> [LISTING]
..........

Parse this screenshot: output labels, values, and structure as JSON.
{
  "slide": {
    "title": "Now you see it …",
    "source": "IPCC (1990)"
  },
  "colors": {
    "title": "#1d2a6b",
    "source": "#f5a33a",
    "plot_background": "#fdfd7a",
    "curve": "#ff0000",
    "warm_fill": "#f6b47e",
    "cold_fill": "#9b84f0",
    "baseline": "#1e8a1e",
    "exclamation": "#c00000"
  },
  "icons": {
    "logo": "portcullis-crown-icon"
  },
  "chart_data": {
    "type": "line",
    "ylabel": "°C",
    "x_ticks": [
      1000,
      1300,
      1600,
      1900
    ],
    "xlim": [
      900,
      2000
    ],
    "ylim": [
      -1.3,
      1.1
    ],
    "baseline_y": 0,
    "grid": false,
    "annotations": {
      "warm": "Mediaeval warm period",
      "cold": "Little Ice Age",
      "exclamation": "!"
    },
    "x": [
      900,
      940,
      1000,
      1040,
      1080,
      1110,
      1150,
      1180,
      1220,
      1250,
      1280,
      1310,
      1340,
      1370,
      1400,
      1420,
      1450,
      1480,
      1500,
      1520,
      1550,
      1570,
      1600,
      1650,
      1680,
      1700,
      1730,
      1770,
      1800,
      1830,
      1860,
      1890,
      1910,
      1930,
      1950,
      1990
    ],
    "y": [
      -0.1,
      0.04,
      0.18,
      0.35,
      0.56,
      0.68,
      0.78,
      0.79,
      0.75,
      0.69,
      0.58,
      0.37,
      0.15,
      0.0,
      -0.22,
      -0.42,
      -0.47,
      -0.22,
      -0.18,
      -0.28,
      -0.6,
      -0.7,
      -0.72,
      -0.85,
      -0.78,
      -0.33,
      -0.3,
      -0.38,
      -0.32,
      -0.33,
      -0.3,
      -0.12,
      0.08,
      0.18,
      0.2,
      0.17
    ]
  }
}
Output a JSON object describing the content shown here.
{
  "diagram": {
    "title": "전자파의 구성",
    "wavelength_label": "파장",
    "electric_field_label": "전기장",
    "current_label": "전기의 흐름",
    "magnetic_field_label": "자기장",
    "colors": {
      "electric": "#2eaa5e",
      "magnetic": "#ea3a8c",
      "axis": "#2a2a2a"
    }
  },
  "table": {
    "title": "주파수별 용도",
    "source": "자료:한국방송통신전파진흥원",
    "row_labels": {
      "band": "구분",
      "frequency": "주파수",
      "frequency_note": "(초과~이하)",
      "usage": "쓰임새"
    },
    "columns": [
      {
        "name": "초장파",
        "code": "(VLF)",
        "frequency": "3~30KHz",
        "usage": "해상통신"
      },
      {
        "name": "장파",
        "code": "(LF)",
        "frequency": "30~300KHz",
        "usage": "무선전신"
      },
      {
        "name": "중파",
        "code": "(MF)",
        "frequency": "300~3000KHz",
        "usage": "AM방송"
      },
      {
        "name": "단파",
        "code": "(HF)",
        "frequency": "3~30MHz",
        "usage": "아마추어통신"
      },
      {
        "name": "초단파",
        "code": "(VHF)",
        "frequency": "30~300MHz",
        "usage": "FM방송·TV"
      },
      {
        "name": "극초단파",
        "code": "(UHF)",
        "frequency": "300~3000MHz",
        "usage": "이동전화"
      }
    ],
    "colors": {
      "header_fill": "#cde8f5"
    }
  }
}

..........

> [EXERCISE PROMPT] Write out every line exactly as it stands.

> [RESULT OF THIS TASK]
Parse this screenshot: output labels, values, and structure as JSON.
{
  "slide": {
    "title": "Now you see it …",
    "source": "IPCC (1990)"
  },
  "colors": {
    "title": "#1d2a6b",
    "source": "#f5a33a",
    "plot_background": "#fdfd7a",
    "curve": "#ff0000",
    "warm_fill": "#f6b47e",
    "cold_fill": "#9b84f0",
    "baseline": "#1e8a1e",
    "exclamation": "#c00000"
  },
  "icons": {
    "logo": "portcullis-crown-icon"
  },
  "chart_data": {
    "type": "line",
    "ylabel": "°C",
    "x_ticks": [
      1000,
      1300,
      1600,
      1900
    ],
    "xlim": [
      900,
      2000
    ],
    "ylim": [
      -1.3,
      1.1
    ],
    "baseline_y": 0,
    "grid": false,
    "annotations": {
      "warm": "Mediaeval warm period",
      "cold": "Little Ice Age",
      "exclamation": "!"
    },
    "x": [
      900,
      940,
      1000,
      1040,
      1080,
      1110,
      1150,
      1180,
      1220,
      1250,
      1280,
      1310,
      1340,
      1370,
      1400,
      1420,
      1450,
      1480,
      1500,
      1520,
      1550,
      1570,
      1600,
      1650,
      1680,
      1700,
      1730,
      1770,
      1800,
      1830,
      1860,
      1890,
      1910,
      1930,
      1950,
      1990
    ],
    "y": [
      -0.1,
      0.04,
      0.18,
      0.35,
      0.56,
      0.68,
      0.78,
      0.79,
      0.75,
      0.69,
      0.58,
      0.37,
      0.15,
      0.0,
      -0.22,
      -0.42,
      -0.47,
      -0.22,
      -0.18,
      -0.28,
      -0.6,
      -0.7,
      -0.72,
      -0.85,
      -0.78,
      -0.33,
      -0.3,
      -0.38,
      -0.32,
      -0.33,
      -0.3,
      -0.12,
      0.08,
      0.18,
      0.2,
      0.17
    ]
  }
}
Output a JSON object describing the content shown here.
{
  "diagram": {
    "title": "전자파의 구성",
    "wavelength_label": "파장",
    "electric_field_label": "전기장",
    "current_label": "전기의 흐름",
    "magnetic_field_label": "자기장",
    "colors": {
      "electric": "#2eaa5e",
      "magnetic": "#ea3a8c",
      "axis": "#2a2a2a"
    }
  },
  "table": {
    "title": "주파수별 용도",
    "source": "자료:한국방송통신전파진흥원",
    "row_labels": {
      "band": "구분",
      "frequency": "주파수",
      "frequency_note": "(초과~이하)",
      "usage": "쓰임새"
    },
    "columns": [
      {
        "name": "초장파",
        "code": "(VLF)",
        "frequency": "3~30KHz",
        "usage": "해상통신"
      },
      {
        "name": "장파",
        "code": "(LF)",
        "frequency": "30~300KHz",
        "usage": "무선전신"
      },
      {
        "name": "중파",
        "code": "(MF)",
        "frequency": "300~3000KHz",
        "usage": "AM방송"
      },
      {
        "name": "단파",
        "code": "(HF)",
        "frequency": "3~30MHz",
        "usage": "아마추어통신"
      },
      {
        "name": "초단파",
        "code": "(VHF)",
        "frequency": "30~300MHz",
        "usage": "FM방송·TV"
      },
      {
        "name": "극초단파",
        "code": "(UHF)",
        "frequency": "300~3000MHz",
        "usage": "이동전화"
      }
    ],
    "colors": {
      "header_fill": "#cde8f5"
    }
  }
}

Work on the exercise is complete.